## YOUR GOAL
Among the records below, find each line that includes the string "Biståndsmottagare" and copy it.

>>>>>

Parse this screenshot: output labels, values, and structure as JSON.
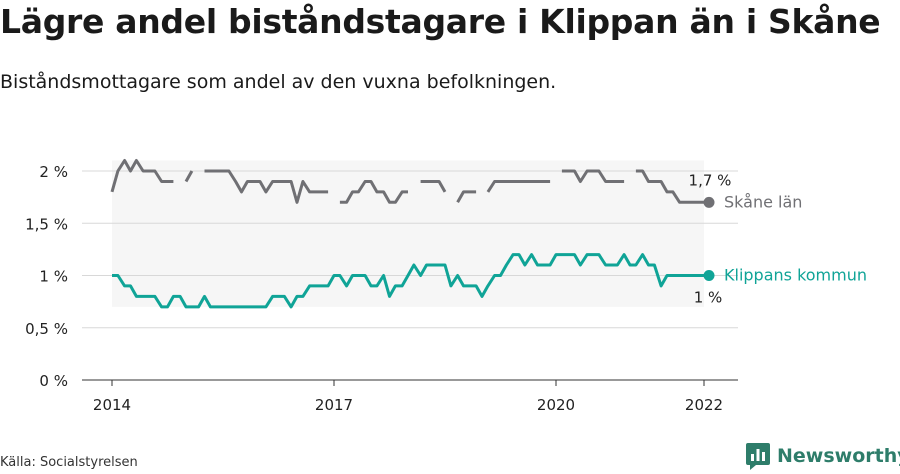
{
  "title": "Lägre andel biståndstagare i Klippan än i Skåne",
  "subtitle": "Biståndsmottagare som andel av den vuxna befolkningen.",
  "source": "Källa: Socialstyrelsen",
  "brand": "Newsworthy",
  "colors": {
    "skane": "#707074",
    "klippan": "#10a497",
    "band": "#f6f6f6",
    "grid": "#d8d8d8",
    "brand": "#2e7d6a"
  },
  "icons": {
    "brand_logo": "bar-chart-icon"
  },
  "chart_data": {
    "type": "line",
    "title": "Lägre andel biståndstagare i Klippan än i Skåne",
    "subtitle": "Biståndsmottagare som andel av den vuxna befolkningen.",
    "x_ticks": [
      "2014",
      "2017",
      "2020",
      "2022"
    ],
    "y_ticks": [
      "0 %",
      "0,5 %",
      "1 %",
      "1,5 %",
      "2 %"
    ],
    "ylim": [
      0,
      2.2
    ],
    "grid": true,
    "unit": "%",
    "series": [
      {
        "name": "Skåne län",
        "end_label": "1,7 %",
        "values": [
          [
            2014.0,
            1.8
          ],
          [
            2014.08,
            2.0
          ],
          [
            2014.17,
            2.1
          ],
          [
            2014.25,
            2.0
          ],
          [
            2014.33,
            2.1
          ],
          [
            2014.42,
            2.0
          ],
          [
            2014.5,
            2.0
          ],
          [
            2014.58,
            2.0
          ],
          [
            2014.67,
            1.9
          ],
          [
            2014.75,
            1.9
          ],
          [
            2014.83,
            1.9
          ],
          [
            2014.92,
            null
          ],
          [
            2015.0,
            1.9
          ],
          [
            2015.08,
            2.0
          ],
          [
            2015.17,
            null
          ],
          [
            2015.25,
            2.0
          ],
          [
            2015.33,
            2.0
          ],
          [
            2015.42,
            2.0
          ],
          [
            2015.5,
            2.0
          ],
          [
            2015.58,
            2.0
          ],
          [
            2015.67,
            1.9
          ],
          [
            2015.75,
            1.8
          ],
          [
            2015.83,
            1.9
          ],
          [
            2015.92,
            1.9
          ],
          [
            2016.0,
            1.9
          ],
          [
            2016.08,
            1.8
          ],
          [
            2016.17,
            1.9
          ],
          [
            2016.25,
            1.9
          ],
          [
            2016.33,
            1.9
          ],
          [
            2016.42,
            1.9
          ],
          [
            2016.5,
            1.7
          ],
          [
            2016.58,
            1.9
          ],
          [
            2016.67,
            1.8
          ],
          [
            2016.75,
            1.8
          ],
          [
            2016.83,
            1.8
          ],
          [
            2016.92,
            1.8
          ],
          [
            2017.0,
            null
          ],
          [
            2017.08,
            1.7
          ],
          [
            2017.17,
            1.7
          ],
          [
            2017.25,
            1.8
          ],
          [
            2017.33,
            1.8
          ],
          [
            2017.42,
            1.9
          ],
          [
            2017.5,
            1.9
          ],
          [
            2017.58,
            1.8
          ],
          [
            2017.67,
            1.8
          ],
          [
            2017.75,
            1.7
          ],
          [
            2017.83,
            1.7
          ],
          [
            2017.92,
            1.8
          ],
          [
            2018.0,
            1.8
          ],
          [
            2018.08,
            null
          ],
          [
            2018.17,
            1.9
          ],
          [
            2018.25,
            1.9
          ],
          [
            2018.33,
            1.9
          ],
          [
            2018.42,
            1.9
          ],
          [
            2018.5,
            1.8
          ],
          [
            2018.58,
            null
          ],
          [
            2018.67,
            1.7
          ],
          [
            2018.75,
            1.8
          ],
          [
            2018.83,
            1.8
          ],
          [
            2018.92,
            1.8
          ],
          [
            2019.0,
            null
          ],
          [
            2019.08,
            1.8
          ],
          [
            2019.17,
            1.9
          ],
          [
            2019.25,
            1.9
          ],
          [
            2019.33,
            1.9
          ],
          [
            2019.42,
            1.9
          ],
          [
            2019.5,
            1.9
          ],
          [
            2019.58,
            1.9
          ],
          [
            2019.67,
            1.9
          ],
          [
            2019.75,
            1.9
          ],
          [
            2019.83,
            1.9
          ],
          [
            2019.92,
            1.9
          ],
          [
            2020.0,
            null
          ],
          [
            2020.08,
            2.0
          ],
          [
            2020.17,
            2.0
          ],
          [
            2020.25,
            2.0
          ],
          [
            2020.33,
            1.9
          ],
          [
            2020.42,
            2.0
          ],
          [
            2020.5,
            2.0
          ],
          [
            2020.58,
            2.0
          ],
          [
            2020.67,
            1.9
          ],
          [
            2020.75,
            1.9
          ],
          [
            2020.83,
            1.9
          ],
          [
            2020.92,
            1.9
          ],
          [
            2021.0,
            null
          ],
          [
            2021.08,
            2.0
          ],
          [
            2021.17,
            2.0
          ],
          [
            2021.25,
            1.9
          ],
          [
            2021.33,
            1.9
          ],
          [
            2021.42,
            1.9
          ],
          [
            2021.5,
            1.8
          ],
          [
            2021.58,
            1.8
          ],
          [
            2021.67,
            1.7
          ],
          [
            2021.75,
            1.7
          ],
          [
            2021.83,
            1.7
          ],
          [
            2021.92,
            1.7
          ],
          [
            2022.0,
            1.7
          ]
        ]
      },
      {
        "name": "Klippans kommun",
        "end_label": "1 %",
        "values": [
          [
            2014.0,
            1.0
          ],
          [
            2014.08,
            1.0
          ],
          [
            2014.17,
            0.9
          ],
          [
            2014.25,
            0.9
          ],
          [
            2014.33,
            0.8
          ],
          [
            2014.42,
            0.8
          ],
          [
            2014.5,
            0.8
          ],
          [
            2014.58,
            0.8
          ],
          [
            2014.67,
            0.7
          ],
          [
            2014.75,
            0.7
          ],
          [
            2014.83,
            0.8
          ],
          [
            2014.92,
            0.8
          ],
          [
            2015.0,
            0.7
          ],
          [
            2015.08,
            0.7
          ],
          [
            2015.17,
            0.7
          ],
          [
            2015.25,
            0.8
          ],
          [
            2015.33,
            0.7
          ],
          [
            2015.42,
            0.7
          ],
          [
            2015.5,
            0.7
          ],
          [
            2015.58,
            0.7
          ],
          [
            2015.67,
            0.7
          ],
          [
            2015.75,
            0.7
          ],
          [
            2015.83,
            0.7
          ],
          [
            2015.92,
            0.7
          ],
          [
            2016.0,
            0.7
          ],
          [
            2016.08,
            0.7
          ],
          [
            2016.17,
            0.8
          ],
          [
            2016.25,
            0.8
          ],
          [
            2016.33,
            0.8
          ],
          [
            2016.42,
            0.7
          ],
          [
            2016.5,
            0.8
          ],
          [
            2016.58,
            0.8
          ],
          [
            2016.67,
            0.9
          ],
          [
            2016.75,
            0.9
          ],
          [
            2016.83,
            0.9
          ],
          [
            2016.92,
            0.9
          ],
          [
            2017.0,
            1.0
          ],
          [
            2017.08,
            1.0
          ],
          [
            2017.17,
            0.9
          ],
          [
            2017.25,
            1.0
          ],
          [
            2017.33,
            1.0
          ],
          [
            2017.42,
            1.0
          ],
          [
            2017.5,
            0.9
          ],
          [
            2017.58,
            0.9
          ],
          [
            2017.67,
            1.0
          ],
          [
            2017.75,
            0.8
          ],
          [
            2017.83,
            0.9
          ],
          [
            2017.92,
            0.9
          ],
          [
            2018.0,
            1.0
          ],
          [
            2018.08,
            1.1
          ],
          [
            2018.17,
            1.0
          ],
          [
            2018.25,
            1.1
          ],
          [
            2018.33,
            1.1
          ],
          [
            2018.42,
            1.1
          ],
          [
            2018.5,
            1.1
          ],
          [
            2018.58,
            0.9
          ],
          [
            2018.67,
            1.0
          ],
          [
            2018.75,
            0.9
          ],
          [
            2018.83,
            0.9
          ],
          [
            2018.92,
            0.9
          ],
          [
            2019.0,
            0.8
          ],
          [
            2019.08,
            0.9
          ],
          [
            2019.17,
            1.0
          ],
          [
            2019.25,
            1.0
          ],
          [
            2019.33,
            1.1
          ],
          [
            2019.42,
            1.2
          ],
          [
            2019.5,
            1.2
          ],
          [
            2019.58,
            1.1
          ],
          [
            2019.67,
            1.2
          ],
          [
            2019.75,
            1.1
          ],
          [
            2019.83,
            1.1
          ],
          [
            2019.92,
            1.1
          ],
          [
            2020.0,
            1.2
          ],
          [
            2020.08,
            1.2
          ],
          [
            2020.17,
            1.2
          ],
          [
            2020.25,
            1.2
          ],
          [
            2020.33,
            1.1
          ],
          [
            2020.42,
            1.2
          ],
          [
            2020.5,
            1.2
          ],
          [
            2020.58,
            1.2
          ],
          [
            2020.67,
            1.1
          ],
          [
            2020.75,
            1.1
          ],
          [
            2020.83,
            1.1
          ],
          [
            2020.92,
            1.2
          ],
          [
            2021.0,
            1.1
          ],
          [
            2021.08,
            1.1
          ],
          [
            2021.17,
            1.2
          ],
          [
            2021.25,
            1.1
          ],
          [
            2021.33,
            1.1
          ],
          [
            2021.42,
            0.9
          ],
          [
            2021.5,
            1.0
          ],
          [
            2021.58,
            1.0
          ],
          [
            2021.67,
            1.0
          ],
          [
            2021.75,
            1.0
          ],
          [
            2021.83,
            1.0
          ],
          [
            2021.92,
            1.0
          ],
          [
            2022.0,
            1.0
          ]
        ]
      }
    ]
  }
}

<<<<<

## EXERCISE SOLUTION
  "subtitle": "Biståndsmottagare som andel av den vuxna befolkningen.",
    "subtitle": "Biståndsmottagare som andel av den vuxna befolkningen.",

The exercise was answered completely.